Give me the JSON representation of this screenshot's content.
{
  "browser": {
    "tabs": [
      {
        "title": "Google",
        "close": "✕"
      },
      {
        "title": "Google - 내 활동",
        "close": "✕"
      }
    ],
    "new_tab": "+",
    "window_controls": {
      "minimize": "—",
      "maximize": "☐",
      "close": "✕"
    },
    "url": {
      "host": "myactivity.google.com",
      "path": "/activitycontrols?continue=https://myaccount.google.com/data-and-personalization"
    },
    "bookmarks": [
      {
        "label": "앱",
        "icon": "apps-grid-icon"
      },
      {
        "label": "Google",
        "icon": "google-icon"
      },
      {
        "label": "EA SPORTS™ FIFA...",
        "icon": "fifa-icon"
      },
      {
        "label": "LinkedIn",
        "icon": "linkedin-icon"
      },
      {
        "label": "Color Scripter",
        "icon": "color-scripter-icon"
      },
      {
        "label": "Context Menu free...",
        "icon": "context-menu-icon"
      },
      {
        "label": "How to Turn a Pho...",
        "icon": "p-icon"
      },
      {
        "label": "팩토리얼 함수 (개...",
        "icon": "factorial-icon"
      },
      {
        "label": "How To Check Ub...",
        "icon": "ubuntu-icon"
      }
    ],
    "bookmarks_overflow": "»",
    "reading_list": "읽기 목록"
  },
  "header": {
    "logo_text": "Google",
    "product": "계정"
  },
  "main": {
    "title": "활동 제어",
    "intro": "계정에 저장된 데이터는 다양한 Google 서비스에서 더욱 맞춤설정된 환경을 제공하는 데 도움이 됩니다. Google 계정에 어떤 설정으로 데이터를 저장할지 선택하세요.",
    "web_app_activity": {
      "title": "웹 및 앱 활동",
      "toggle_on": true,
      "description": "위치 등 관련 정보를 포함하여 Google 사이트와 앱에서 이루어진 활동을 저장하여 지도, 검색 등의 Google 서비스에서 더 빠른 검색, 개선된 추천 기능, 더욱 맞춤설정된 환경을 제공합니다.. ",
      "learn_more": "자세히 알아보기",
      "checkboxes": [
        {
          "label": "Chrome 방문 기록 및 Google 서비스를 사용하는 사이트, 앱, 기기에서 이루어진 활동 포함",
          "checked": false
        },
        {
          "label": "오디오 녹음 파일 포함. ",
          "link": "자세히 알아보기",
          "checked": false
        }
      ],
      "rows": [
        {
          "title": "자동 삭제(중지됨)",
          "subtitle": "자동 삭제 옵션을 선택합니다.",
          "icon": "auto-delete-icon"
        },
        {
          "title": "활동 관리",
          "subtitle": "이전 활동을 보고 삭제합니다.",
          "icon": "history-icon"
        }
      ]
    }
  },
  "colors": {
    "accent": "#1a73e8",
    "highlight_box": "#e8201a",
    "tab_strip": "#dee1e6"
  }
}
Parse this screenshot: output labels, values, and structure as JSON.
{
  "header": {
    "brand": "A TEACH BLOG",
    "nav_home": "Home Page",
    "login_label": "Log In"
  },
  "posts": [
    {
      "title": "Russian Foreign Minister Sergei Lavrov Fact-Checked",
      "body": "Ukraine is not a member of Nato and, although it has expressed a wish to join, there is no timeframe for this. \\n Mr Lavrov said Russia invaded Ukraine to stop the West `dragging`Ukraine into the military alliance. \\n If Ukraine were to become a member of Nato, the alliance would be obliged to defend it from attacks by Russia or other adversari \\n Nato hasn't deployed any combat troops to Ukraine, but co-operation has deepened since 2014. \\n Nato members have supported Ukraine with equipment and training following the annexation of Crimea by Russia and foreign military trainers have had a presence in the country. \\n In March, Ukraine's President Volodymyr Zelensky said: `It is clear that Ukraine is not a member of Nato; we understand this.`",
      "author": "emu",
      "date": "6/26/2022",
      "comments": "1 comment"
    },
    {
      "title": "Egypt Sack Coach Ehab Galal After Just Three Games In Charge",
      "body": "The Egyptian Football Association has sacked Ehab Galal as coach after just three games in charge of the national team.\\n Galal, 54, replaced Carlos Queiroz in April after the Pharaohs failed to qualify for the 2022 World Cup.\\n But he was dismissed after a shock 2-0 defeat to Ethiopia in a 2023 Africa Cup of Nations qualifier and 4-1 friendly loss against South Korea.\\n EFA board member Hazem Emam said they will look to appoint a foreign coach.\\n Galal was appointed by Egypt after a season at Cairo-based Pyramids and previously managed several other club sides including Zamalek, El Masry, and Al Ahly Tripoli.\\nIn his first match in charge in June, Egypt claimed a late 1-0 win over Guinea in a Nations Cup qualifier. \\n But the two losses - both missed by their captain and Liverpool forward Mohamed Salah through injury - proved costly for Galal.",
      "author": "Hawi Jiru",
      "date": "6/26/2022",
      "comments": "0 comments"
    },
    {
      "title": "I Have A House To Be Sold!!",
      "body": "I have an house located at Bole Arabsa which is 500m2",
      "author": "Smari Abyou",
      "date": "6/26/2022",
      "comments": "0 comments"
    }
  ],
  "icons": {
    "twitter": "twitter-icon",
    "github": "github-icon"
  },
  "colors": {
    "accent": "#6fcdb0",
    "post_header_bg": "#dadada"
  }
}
────────────────────
_Your instructions:_ Please copy out each record, character for character.

_Exercise answer:_
Give me the JSON representation of this screenshot's content.
{
  "browser": {
    "tabs": [
      {
        "title": "Google",
        "close": "✕"
      },
      {
        "title": "Google - 내 활동",
        "close": "✕"
      }
    ],
    "new_tab": "+",
    "window_controls": {
      "minimize": "—",
      "maximize": "☐",
      "close": "✕"
    },
    "url": {
      "host": "myactivity.google.com",
      "path": "/activitycontrols?continue=https://myaccount.google.com/data-and-personalization"
    },
    "bookmarks": [
      {
        "label": "앱",
        "icon": "apps-grid-icon"
      },
      {
        "label": "Google",
        "icon": "google-icon"
      },
      {
        "label": "EA SPORTS™ FIFA...",
        "icon": "fifa-icon"
      },
      {
        "label": "LinkedIn",
        "icon": "linkedin-icon"
      },
      {
        "label": "Color Scripter",
        "icon": "color-scripter-icon"
      },
      {
        "label": "Context Menu free...",
        "icon": "context-menu-icon"
      },
      {
        "label": "How to Turn a Pho...",
        "icon": "p-icon"
      },
      {
        "label": "팩토리얼 함수 (개...",
        "icon": "factorial-icon"
      },
      {
        "label": "How To Check Ub...",
        "icon": "ubuntu-icon"
      }
    ],
    "bookmarks_overflow": "»",
    "reading_list": "읽기 목록"
  },
  "header": {
    "logo_text": "Google",
    "product": "계정"
  },
  "main": {
    "title": "활동 제어",
    "intro": "계정에 저장된 데이터는 다양한 Google 서비스에서 더욱 맞춤설정된 환경을 제공하는 데 도움이 됩니다. Google 계정에 어떤 설정으로 데이터를 저장할지 선택하세요.",
    "web_app_activity": {
      "title": "웹 및 앱 활동",
      "toggle_on": true,
      "description": "위치 등 관련 정보를 포함하여 Google 사이트와 앱에서 이루어진 활동을 저장하여 지도, 검색 등의 Google 서비스에서 더 빠른 검색, 개선된 추천 기능, 더욱 맞춤설정된 환경을 제공합니다.. ",
      "learn_more": "자세히 알아보기",
      "checkboxes": [
        {
          "label": "Chrome 방문 기록 및 Google 서비스를 사용하는 사이트, 앱, 기기에서 이루어진 활동 포함",
          "checked": false
        },
        {
          "label": "오디오 녹음 파일 포함. ",
          "link": "자세히 알아보기",
          "checked": false
        }
      ],
      "rows": [
        {
          "title": "자동 삭제(중지됨)",
          "subtitle": "자동 삭제 옵션을 선택합니다.",
          "icon": "auto-delete-icon"
        },
        {
          "title": "활동 관리",
          "subtitle": "이전 활동을 보고 삭제합니다.",
          "icon": "history-icon"
        }
      ]
    }
  },
  "colors": {
    "accent": "#1a73e8",
    "highlight_box": "#e8201a",
    "tab_strip": "#dee1e6"
  }
}
Parse this screenshot: output labels, values, and structure as JSON.
{
  "header": {
    "brand": "A TEACH BLOG",
    "nav_home": "Home Page",
    "login_label": "Log In"
  },
  "posts": [
    {
      "title": "Russian Foreign Minister Sergei Lavrov Fact-Checked",
      "body": "Ukraine is not a member of Nato and, although it has expressed a wish to join, there is no timeframe for this. \\n Mr Lavrov said Russia invaded Ukraine to stop the West `dragging`Ukraine into the military alliance. \\n If Ukraine were to become a member of Nato, the alliance would be obliged to defend it from attacks by Russia or other adversari \\n Nato hasn't deployed any combat troops to Ukraine, but co-operation has deepened since 2014. \\n Nato members have supported Ukraine with equipment and training following the annexation of Crimea by Russia and foreign military trainers have had a presence in the country. \\n In March, Ukraine's President Volodymyr Zelensky said: `It is clear that Ukraine is not a member of Nato; we understand this.`",
      "author": "emu",
      "date": "6/26/2022",
      "comments": "1 comment"
    },
    {
      "title": "Egypt Sack Coach Ehab Galal After Just Three Games In Charge",
      "body": "The Egyptian Football Association has sacked Ehab Galal as coach after just three games in charge of the national team.\\n Galal, 54, replaced Carlos Queiroz in April after the Pharaohs failed to qualify for the 2022 World Cup.\\n But he was dismissed after a shock 2-0 defeat to Ethiopia in a 2023 Africa Cup of Nations qualifier and 4-1 friendly loss against South Korea.\\n EFA board member Hazem Emam said they will look to appoint a foreign coach.\\n Galal was appointed by Egypt after a season at Cairo-based Pyramids and previously managed several other club sides including Zamalek, El Masry, and Al Ahly Tripoli.\\nIn his first match in charge in June, Egypt claimed a late 1-0 win over Guinea in a Nations Cup qualifier. \\n But the two losses - both missed by their captain and Liverpool forward Mohamed Salah through injury - proved costly for Galal.",
      "author": "Hawi Jiru",
      "date": "6/26/2022",
      "comments": "0 comments"
    },
    {
      "title": "I Have A House To Be Sold!!",
      "body": "I have an house located at Bole Arabsa which is 500m2",
      "author": "Smari Abyou",
      "date": "6/26/2022",
      "comments": "0 comments"
    }
  ],
  "icons": {
    "twitter": "twitter-icon",
    "github": "github-icon"
  },
  "colors": {
    "accent": "#6fcdb0",
    "post_header_bg": "#dadada"
  }
}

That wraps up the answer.